───── Records for processing

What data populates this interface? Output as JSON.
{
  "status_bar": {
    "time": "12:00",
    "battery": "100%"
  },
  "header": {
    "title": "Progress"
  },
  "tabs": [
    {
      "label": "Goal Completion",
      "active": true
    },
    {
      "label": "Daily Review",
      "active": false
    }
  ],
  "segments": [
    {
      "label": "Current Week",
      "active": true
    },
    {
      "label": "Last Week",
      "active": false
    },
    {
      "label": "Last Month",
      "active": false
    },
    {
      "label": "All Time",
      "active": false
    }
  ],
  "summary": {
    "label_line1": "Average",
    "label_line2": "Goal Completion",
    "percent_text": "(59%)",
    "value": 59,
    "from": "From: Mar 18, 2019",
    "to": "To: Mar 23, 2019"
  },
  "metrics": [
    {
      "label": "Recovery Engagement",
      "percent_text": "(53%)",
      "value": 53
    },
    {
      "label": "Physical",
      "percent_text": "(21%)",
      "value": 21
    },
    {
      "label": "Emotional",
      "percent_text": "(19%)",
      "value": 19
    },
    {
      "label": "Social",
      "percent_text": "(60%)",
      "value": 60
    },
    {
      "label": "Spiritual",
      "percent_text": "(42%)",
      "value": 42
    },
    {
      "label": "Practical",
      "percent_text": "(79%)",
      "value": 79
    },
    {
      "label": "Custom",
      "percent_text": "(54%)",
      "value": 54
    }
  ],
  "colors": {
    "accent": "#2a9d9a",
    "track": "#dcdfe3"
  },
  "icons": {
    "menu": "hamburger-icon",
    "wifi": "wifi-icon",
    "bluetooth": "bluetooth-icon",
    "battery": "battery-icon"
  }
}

──────────

→ Instructions to follow:
Extract the listing in its entirety, matching it exactly.

→ Task result:
What data populates this interface? Output as JSON.
{
  "status_bar": {
    "time": "12:00",
    "battery": "100%"
  },
  "header": {
    "title": "Progress"
  },
  "tabs": [
    {
      "label": "Goal Completion",
      "active": true
    },
    {
      "label": "Daily Review",
      "active": false
    }
  ],
  "segments": [
    {
      "label": "Current Week",
      "active": true
    },
    {
      "label": "Last Week",
      "active": false
    },
    {
      "label": "Last Month",
      "active": false
    },
    {
      "label": "All Time",
      "active": false
    }
  ],
  "summary": {
    "label_line1": "Average",
    "label_line2": "Goal Completion",
    "percent_text": "(59%)",
    "value": 59,
    "from": "From: Mar 18, 2019",
    "to": "To: Mar 23, 2019"
  },
  "metrics": [
    {
      "label": "Recovery Engagement",
      "percent_text": "(53%)",
      "value": 53
    },
    {
      "label": "Physical",
      "percent_text": "(21%)",
      "value": 21
    },
    {
      "label": "Emotional",
      "percent_text": "(19%)",
      "value": 19
    },
    {
      "label": "Social",
      "percent_text": "(60%)",
      "value": 60
    },
    {
      "label": "Spiritual",
      "percent_text": "(42%)",
      "value": 42
    },
    {
      "label": "Practical",
      "percent_text": "(79%)",
      "value": 79
    },
    {
      "label": "Custom",
      "percent_text": "(54%)",
      "value": 54
    }
  ],
  "colors": {
    "accent": "#2a9d9a",
    "track": "#dcdfe3"
  },
  "icons": {
    "menu": "hamburger-icon",
    "wifi": "wifi-icon",
    "bluetooth": "bluetooth-icon",
    "battery": "battery-icon"
  }
}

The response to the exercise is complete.